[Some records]
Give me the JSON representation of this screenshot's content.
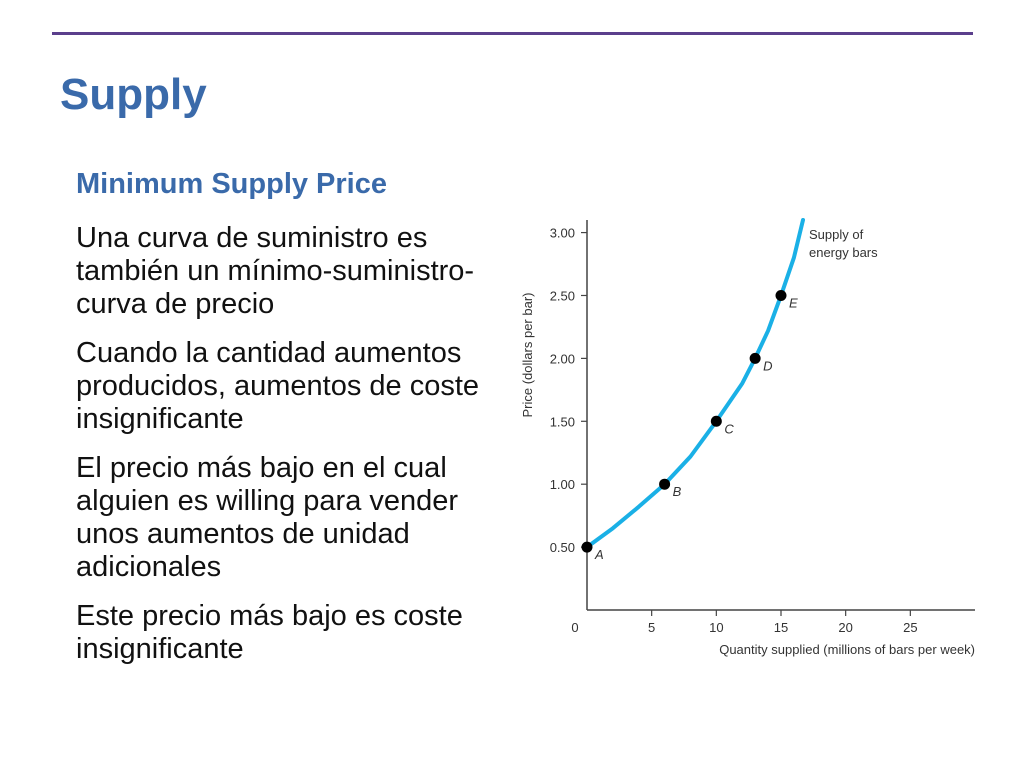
{
  "slide": {
    "title": "Supply",
    "subtitle": "Minimum Supply Price",
    "bullets": [
      "Una curva de suministro es también un mínimo-suministro-curva de precio",
      "Cuando la cantidad aumentos producidos, aumentos de coste insignificante",
      "El precio más bajo en el cual alguien es willing para vender unos aumentos de unidad adicionales",
      "Este precio más bajo es coste insignificante"
    ]
  },
  "colors": {
    "title": "#3a6aaa",
    "rule": "#5b3f8c",
    "curve": "#1ab0e6",
    "axis": "#444444"
  },
  "chart_data": {
    "type": "line",
    "xlabel": "Quantity supplied (millions of bars per week)",
    "ylabel": "Price (dollars per bar)",
    "xlim": [
      0,
      30
    ],
    "ylim": [
      0,
      3.1
    ],
    "xticks": [
      0,
      5,
      10,
      15,
      20,
      25
    ],
    "xtick_labels": [
      "0",
      "5",
      "10",
      "15",
      "20",
      "25"
    ],
    "yticks": [
      0.5,
      1.0,
      1.5,
      2.0,
      2.5,
      3.0
    ],
    "ytick_labels": [
      "0.50",
      "1.00",
      "1.50",
      "2.00",
      "2.50",
      "3.00"
    ],
    "series": [
      {
        "name": "Supply of energy bars",
        "x": [
          0,
          2,
          4,
          6,
          8,
          10,
          12,
          13,
          14,
          15,
          16,
          16.7
        ],
        "y": [
          0.5,
          0.65,
          0.82,
          1.0,
          1.22,
          1.5,
          1.8,
          2.0,
          2.22,
          2.5,
          2.8,
          3.1
        ]
      }
    ],
    "series_label_lines": [
      "Supply of",
      "energy bars"
    ],
    "points": [
      {
        "label": "A",
        "x": 0,
        "y": 0.5
      },
      {
        "label": "B",
        "x": 6,
        "y": 1.0
      },
      {
        "label": "C",
        "x": 10,
        "y": 1.5
      },
      {
        "label": "D",
        "x": 13,
        "y": 2.0
      },
      {
        "label": "E",
        "x": 15,
        "y": 2.5
      }
    ]
  }
}
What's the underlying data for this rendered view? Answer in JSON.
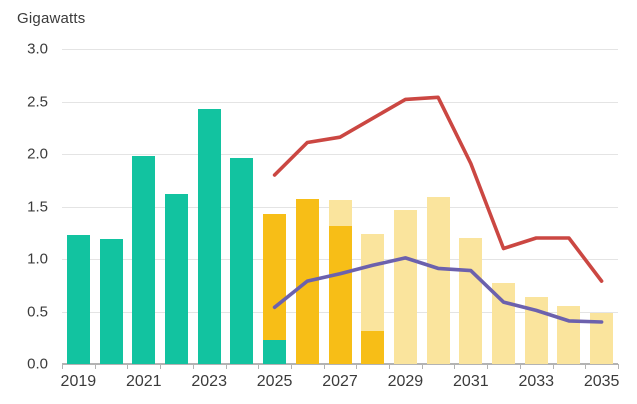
{
  "chart_data": {
    "type": "bar+line combo",
    "title": "Gigawatts",
    "ylabel": "Gigawatts",
    "xlabel": "",
    "grid": true,
    "legend_position": "none",
    "ylim": [
      0,
      3.0
    ],
    "y_axis_labels": [
      "3.0",
      "2.5",
      "2.0",
      "1.5",
      "1.0",
      "0.5",
      "0.0"
    ],
    "x": [
      2019,
      2020,
      2021,
      2022,
      2023,
      2024,
      2025,
      2026,
      2027,
      2028,
      2029,
      2030,
      2031,
      2032,
      2033,
      2034,
      2035
    ],
    "x_axis_labels": [
      "2019",
      "2021",
      "2023",
      "2025",
      "2027",
      "2029",
      "2031",
      "2033",
      "2035"
    ],
    "bar_series": [
      {
        "name": "teal-bars",
        "color": "#12c3a0",
        "values": [
          1.23,
          1.19,
          1.98,
          1.62,
          2.43,
          1.96,
          0.23,
          0,
          0,
          0,
          0,
          0,
          0,
          0,
          0,
          0,
          0
        ]
      },
      {
        "name": "gold-bars",
        "color": "#f7be17",
        "values": [
          0,
          0,
          0,
          0,
          0,
          0,
          1.2,
          1.57,
          1.31,
          0.31,
          0,
          0,
          0,
          0,
          0,
          0,
          0
        ]
      },
      {
        "name": "pale-yellow-bars",
        "color": "#fae49d",
        "values": [
          0,
          0,
          0,
          0,
          0,
          0,
          0,
          0,
          0.25,
          0.93,
          1.47,
          1.59,
          1.2,
          0.77,
          0.64,
          0.55,
          0.49
        ]
      }
    ],
    "line_series": [
      {
        "name": "red-line",
        "color": "#cb4742",
        "x": [
          2025,
          2026,
          2027,
          2028,
          2029,
          2030,
          2031,
          2032,
          2033,
          2034,
          2035
        ],
        "values": [
          1.8,
          2.11,
          2.16,
          2.34,
          2.52,
          2.54,
          1.91,
          1.1,
          1.2,
          1.2,
          0.79
        ]
      },
      {
        "name": "purple-line",
        "color": "#6c61ad",
        "x": [
          2025,
          2026,
          2027,
          2028,
          2029,
          2030,
          2031,
          2032,
          2033,
          2034,
          2035
        ],
        "values": [
          0.54,
          0.79,
          0.86,
          0.94,
          1.01,
          0.91,
          0.89,
          0.59,
          0.51,
          0.41,
          0.4
        ]
      }
    ]
  },
  "colors": {
    "grid": "#e4e4e4",
    "axis": "#b3b3b3",
    "text": "#3b3b3b",
    "background": "#ffffff"
  }
}
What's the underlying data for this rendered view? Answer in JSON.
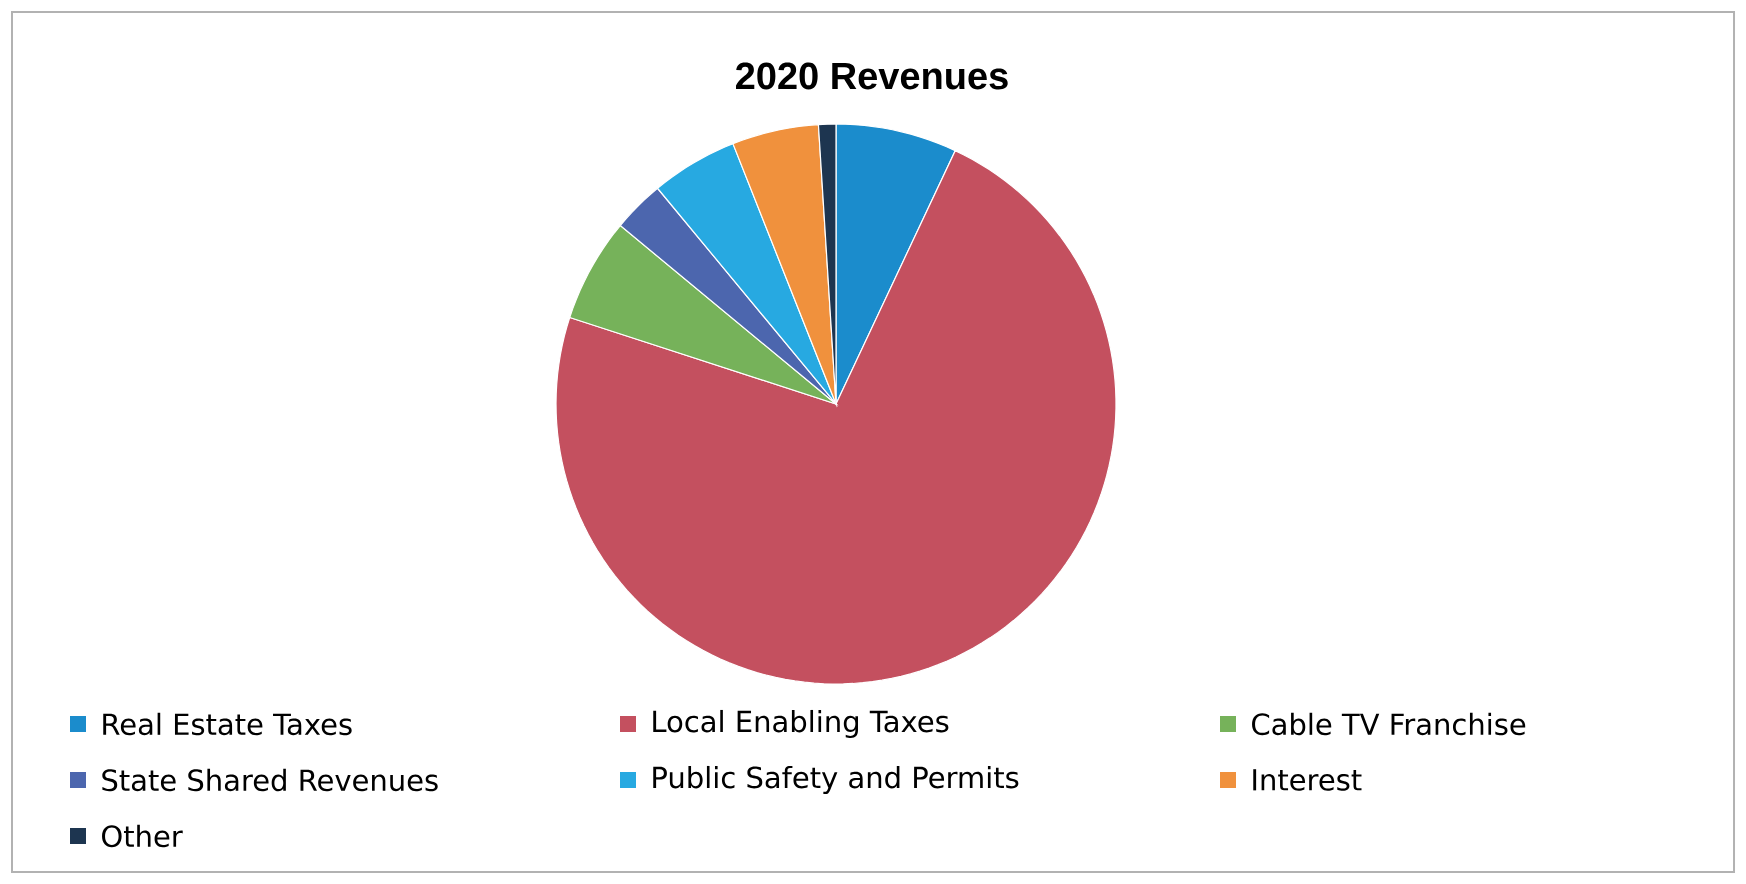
{
  "chart_data": {
    "type": "pie",
    "title": "2020 Revenues",
    "categories": [
      "Real Estate Taxes",
      "Local Enabling Taxes",
      "Cable TV Franchise",
      "State Shared Revenues",
      "Public Safety and Permits",
      "Interest",
      "Other"
    ],
    "values": [
      7,
      73,
      6,
      3,
      5,
      5,
      1
    ],
    "colors": [
      "#1b8ccc",
      "#c4505f",
      "#76b25a",
      "#4c66ae",
      "#27a9e1",
      "#f0913d",
      "#1d3550"
    ],
    "legend": "bottom"
  }
}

» **WHAT THE TASK ASKS**: Give the number of lines in the listing above that hold the string "name", with nothing else.

» **THE RESULT**: 6